Dataset entries:

......

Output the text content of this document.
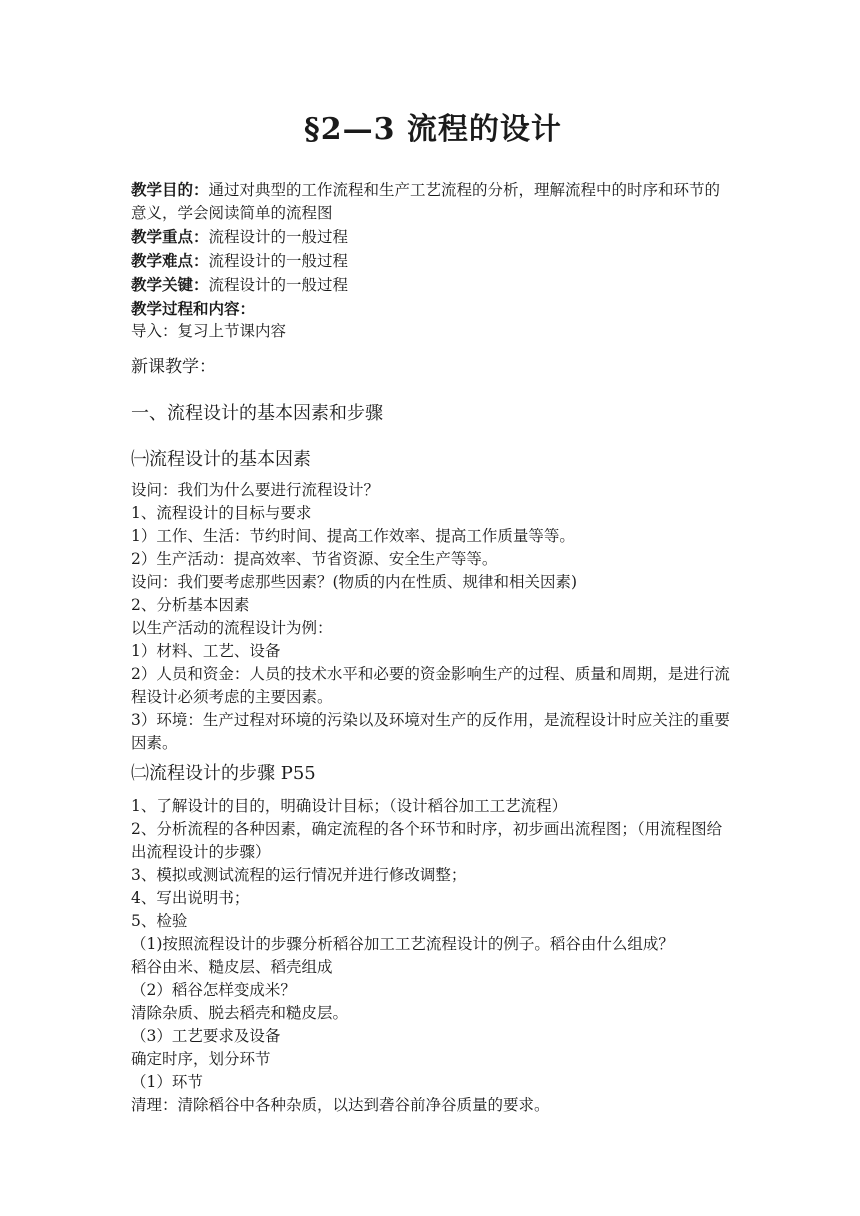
§2—3 流程的设计

教学目的：通过对典型的工作流程和生产工艺流程的分析，理解流程中的时序和环节的意义，学会阅读简单的流程图

教学重点：流程设计的一般过程

教学难点：流程设计的一般过程

教学关键：流程设计的一般过程

教学过程和内容：

导入：复习上节课内容

新课教学：

一、流程设计的基本因素和步骤

㈠流程设计的基本因素

设问：我们为什么要进行流程设计？

1、流程设计的目标与要求

1）工作、生活：节约时间、提高工作效率、提高工作质量等等。

2）生产活动：提高效率、节省资源、安全生产等等。

设问：我们要考虑那些因素？(物质的内在性质、规律和相关因素)

2、分析基本因素

以生产活动的流程设计为例：

1）材料、工艺、设备

2）人员和资金：人员的技术水平和必要的资金影响生产的过程、质量和周期，是进行流程设计必须考虑的主要因素。

3）环境：生产过程对环境的污染以及环境对生产的反作用，是流程设计时应关注的重要因素。

㈡流程设计的步骤 P55

1、了解设计的目的，明确设计目标；（设计稻谷加工工艺流程）

2、分析流程的各种因素，确定流程的各个环节和时序，初步画出流程图；（用流程图给出流程设计的步骤）

3、模拟或测试流程的运行情况并进行修改调整；

4、写出说明书；

5、检验

（1)按照流程设计的步骤分析稻谷加工工艺流程设计的例子。稻谷由什么组成？

稻谷由米、糙皮层、稻壳组成

（2）稻谷怎样变成米？

清除杂质、脱去稻壳和糙皮层。

（3）工艺要求及设备

确定时序，划分环节

（1）环节

清理：清除稻谷中各种杂质，以达到砻谷前净谷质量的要求。
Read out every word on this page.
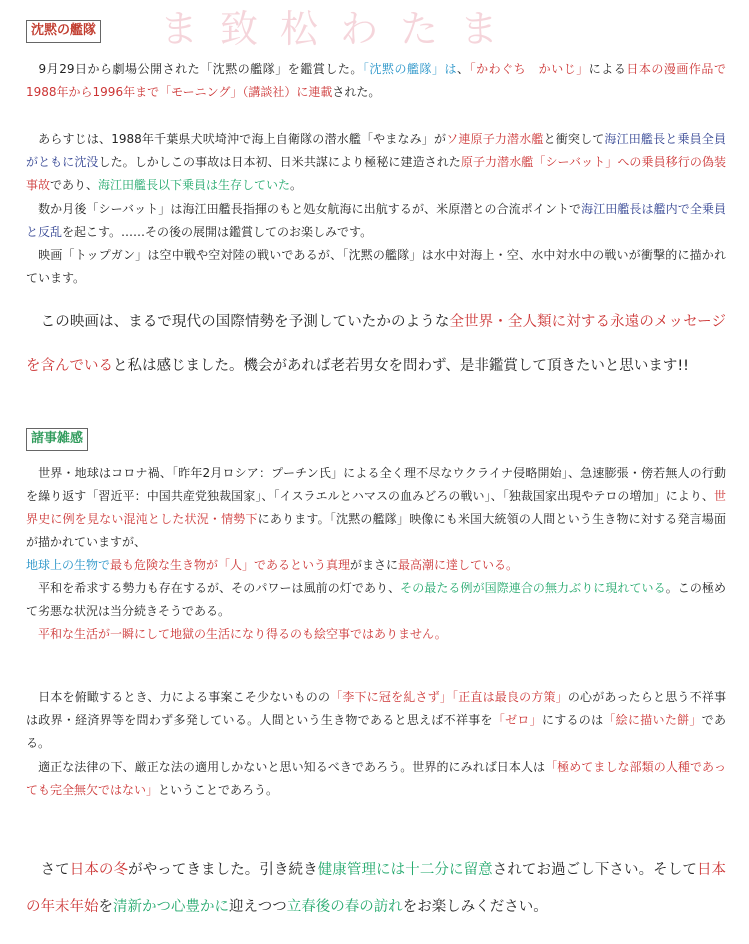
ま致松わたま
沈黙の艦隊

　9月29日から劇場公開された「沈黙の艦隊」を鑑賞した。「沈黙の艦隊」は、「かわぐち　かいじ」による日本の漫画作品で1988年から1996年まで「モーニング」（講談社）に連載された。

　あらすじは、1988年千葉県犬吠埼沖で海上自衛隊の潜水艦「やまなみ」がソ連原子力潜水艦と衝突して海江田艦長と乗員全員がともに沈没した。しかしこの事故は日本初、日米共謀により極秘に建造された原子力潜水艦「シーバット」への乗員移行の偽装事故であり、海江田艦長以下乗員は生存していた。

　数か月後「シーバット」は海江田艦長指揮のもと処女航海に出航するが、米原潜との合流ポイントで海江田艦長は艦内で全乗員と反乱を起こす。……その後の展開は鑑賞してのお楽しみです。

　映画「トップガン」は空中戦や空対陸の戦いであるが、「沈黙の艦隊」は水中対海上・空、水中対水中の戦いが衝撃的に描かれています。

　この映画は、まるで現代の国際情勢を予測していたかのような全世界・全人類に対する永遠のメッセージを含んでいると私は感じました。機会があれば老若男女を問わず、是非鑑賞して頂きたいと思います!!

諸事雑感

　世界・地球はコロナ禍、「昨年2月ロシア：プーチン氏」による全く理不尽なウクライナ侵略開始」、急速膨張・傍若無人の行動を繰り返す「習近平：中国共産党独裁国家」、「イスラエルとハマスの血みどろの戦い」、「独裁国家出現やテロの増加」により、世界史に例を見ない混沌とした状況・情勢下にあります。「沈黙の艦隊」映像にも米国大統領の人間という生き物に対する発言場面が描かれていますが、

地球上の生物で最も危険な生き物が「人」であるという真理がまさに最高潮に達している。

　平和を希求する勢力も存在するが、そのパワーは風前の灯であり、その最たる例が国際連合の無力ぶりに現れている。この極めて劣悪な状況は当分続きそうである。

　平和な生活が一瞬にして地獄の生活になり得るのも絵空事ではありません。

　日本を俯瞰するとき、力による事案こそ少ないものの「李下に冠を糺さず」「正直は最良の方策」の心があったらと思う不祥事は政界・経済界等を問わず多発している。人間という生き物であると思えば不祥事を「ゼロ」にするのは「絵に描いた餅」である。

　適正な法律の下、厳正な法の適用しかないと思い知るべきであろう。世界的にみれば日本人は「極めてましな部類の人種であっても完全無欠ではない」ということであろう。

　さて日本の冬がやってきました。引き続き健康管理には十二分に留意されてお過ごし下さい。そして日本の年末年始を清新かつ心豊かに迎えつつ立春後の春の訪れをお楽しみください。
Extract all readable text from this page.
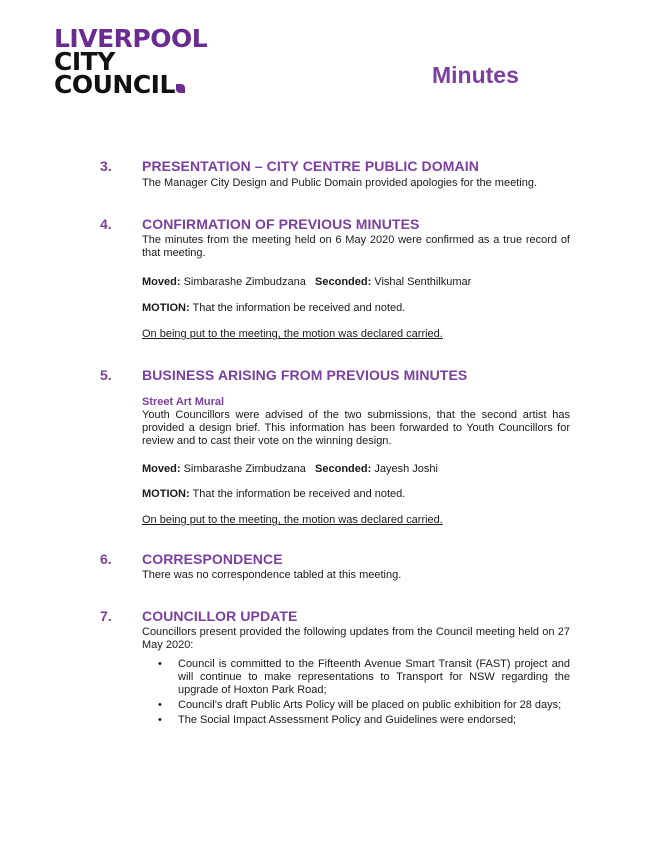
LIVERPOOL
CITY
COUNCIL	Minutes
3. PRESENTATION – CITY CENTRE PUBLIC DOMAIN
The Manager City Design and Public Domain provided apologies for the meeting.
4. CONFIRMATION OF PREVIOUS MINUTES
The minutes from the meeting held on 6 May 2020 were confirmed as a true record of that meeting.
Moved: Simbarashe Zimbudzana Seconded: Vishal Senthilkumar
MOTION: That the information be received and noted.
On being put to the meeting, the motion was declared carried.
5. BUSINESS ARISING FROM PREVIOUS MINUTES
Street Art Mural
Youth Councillors were advised of the two submissions, that the second artist has provided a design brief. This information has been forwarded to Youth Councillors for review and to cast their vote on the winning design.
Moved: Simbarashe Zimbudzana Seconded: Jayesh Joshi
MOTION: That the information be received and noted.
On being put to the meeting, the motion was declared carried.
6. CORRESPONDENCE
There was no correspondence tabled at this meeting.
7. COUNCILLOR UPDATE
Councillors present provided the following updates from the Council meeting held on 27 May 2020:
• Council is committed to the Fifteenth Avenue Smart Transit (FAST) project and will continue to make representations to Transport for NSW regarding the upgrade of Hoxton Park Road;
• Council’s draft Public Arts Policy will be placed on public exhibition for 28 days;
• The Social Impact Assessment Policy and Guidelines were endorsed;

......

* Goal: Collect the complete line wherever the string "Moved" appears in the records.

* Answer:
Moved: Simbarashe Zimbudzana Seconded: Vishal Senthilkumar
Moved: Simbarashe Zimbudzana Seconded: Jayesh Joshi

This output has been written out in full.